§ **Aim**
Extract each line of the material that follows exactly and omit its pictures.

§ **Exercise materials**
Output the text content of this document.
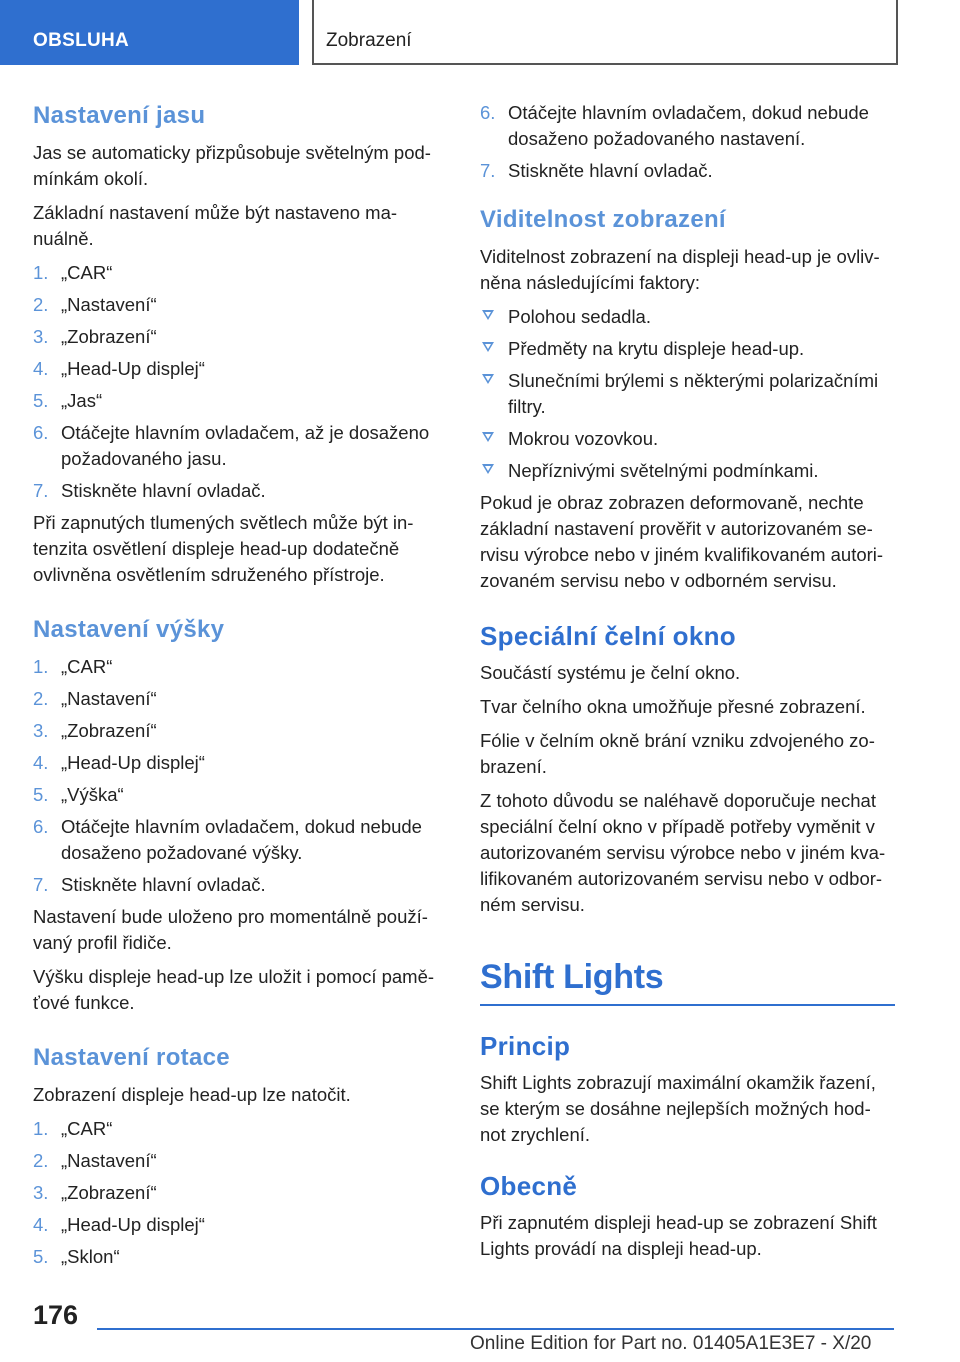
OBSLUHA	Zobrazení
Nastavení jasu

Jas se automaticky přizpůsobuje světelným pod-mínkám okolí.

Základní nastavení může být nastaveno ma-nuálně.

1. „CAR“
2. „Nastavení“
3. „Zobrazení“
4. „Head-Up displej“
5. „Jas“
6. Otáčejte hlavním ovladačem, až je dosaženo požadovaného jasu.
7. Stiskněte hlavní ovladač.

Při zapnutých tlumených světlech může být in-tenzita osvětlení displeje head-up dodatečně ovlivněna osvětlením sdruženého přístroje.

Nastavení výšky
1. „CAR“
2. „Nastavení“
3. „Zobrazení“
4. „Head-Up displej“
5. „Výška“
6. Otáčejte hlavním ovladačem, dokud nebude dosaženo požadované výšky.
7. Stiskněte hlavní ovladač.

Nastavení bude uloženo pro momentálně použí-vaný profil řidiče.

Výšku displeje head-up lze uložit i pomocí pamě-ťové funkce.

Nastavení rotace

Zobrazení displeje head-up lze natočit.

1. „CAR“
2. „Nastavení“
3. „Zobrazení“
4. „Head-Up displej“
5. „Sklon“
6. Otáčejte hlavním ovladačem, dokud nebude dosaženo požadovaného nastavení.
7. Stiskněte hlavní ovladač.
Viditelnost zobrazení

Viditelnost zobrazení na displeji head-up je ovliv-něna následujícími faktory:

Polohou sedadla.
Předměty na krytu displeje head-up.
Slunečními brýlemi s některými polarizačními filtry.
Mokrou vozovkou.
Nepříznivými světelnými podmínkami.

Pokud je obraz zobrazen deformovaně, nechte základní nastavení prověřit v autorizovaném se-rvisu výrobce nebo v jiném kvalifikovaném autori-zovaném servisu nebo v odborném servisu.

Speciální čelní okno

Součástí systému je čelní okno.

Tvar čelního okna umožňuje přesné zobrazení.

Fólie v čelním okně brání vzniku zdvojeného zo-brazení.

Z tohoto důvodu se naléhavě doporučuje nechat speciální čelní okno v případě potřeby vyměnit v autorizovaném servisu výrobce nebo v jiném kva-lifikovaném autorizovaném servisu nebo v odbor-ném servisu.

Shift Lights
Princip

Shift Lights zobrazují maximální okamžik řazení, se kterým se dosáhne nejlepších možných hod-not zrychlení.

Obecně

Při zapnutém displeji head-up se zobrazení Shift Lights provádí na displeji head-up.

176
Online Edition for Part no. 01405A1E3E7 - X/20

§ **Written answer**
Output the text content of this document.
OBSLUHA	Zobrazení
Nastavení jasu

Jas se automaticky přizpůsobuje světelným pod-mínkám okolí.

Základní nastavení může být nastaveno ma-nuálně.

1. „CAR“
2. „Nastavení“
3. „Zobrazení“
4. „Head-Up displej“
5. „Jas“
6. Otáčejte hlavním ovladačem, až je dosaženo požadovaného jasu.
7. Stiskněte hlavní ovladač.

Při zapnutých tlumených světlech může být in-tenzita osvětlení displeje head-up dodatečně ovlivněna osvětlením sdruženého přístroje.

Nastavení výšky
1. „CAR“
2. „Nastavení“
3. „Zobrazení“
4. „Head-Up displej“
5. „Výška“
6. Otáčejte hlavním ovladačem, dokud nebude dosaženo požadované výšky.
7. Stiskněte hlavní ovladač.

Nastavení bude uloženo pro momentálně použí-vaný profil řidiče.

Výšku displeje head-up lze uložit i pomocí pamě-ťové funkce.

Nastavení rotace

Zobrazení displeje head-up lze natočit.

1. „CAR“
2. „Nastavení“
3. „Zobrazení“
4. „Head-Up displej“
5. „Sklon“
6. Otáčejte hlavním ovladačem, dokud nebude dosaženo požadovaného nastavení.
7. Stiskněte hlavní ovladač.
Viditelnost zobrazení

Viditelnost zobrazení na displeji head-up je ovliv-něna následujícími faktory:

Polohou sedadla.
Předměty na krytu displeje head-up.
Slunečními brýlemi s některými polarizačními filtry.
Mokrou vozovkou.
Nepříznivými světelnými podmínkami.

Pokud je obraz zobrazen deformovaně, nechte základní nastavení prověřit v autorizovaném se-rvisu výrobce nebo v jiném kvalifikovaném autori-zovaném servisu nebo v odborném servisu.

Speciální čelní okno

Součástí systému je čelní okno.

Tvar čelního okna umožňuje přesné zobrazení.

Fólie v čelním okně brání vzniku zdvojeného zo-brazení.

Z tohoto důvodu se naléhavě doporučuje nechat speciální čelní okno v případě potřeby vyměnit v autorizovaném servisu výrobce nebo v jiném kva-lifikovaném autorizovaném servisu nebo v odbor-ném servisu.

Shift Lights
Princip

Shift Lights zobrazují maximální okamžik řazení, se kterým se dosáhne nejlepších možných hod-not zrychlení.

Obecně

Při zapnutém displeji head-up se zobrazení Shift Lights provádí na displeji head-up.

176
Online Edition for Part no. 01405A1E3E7 - X/20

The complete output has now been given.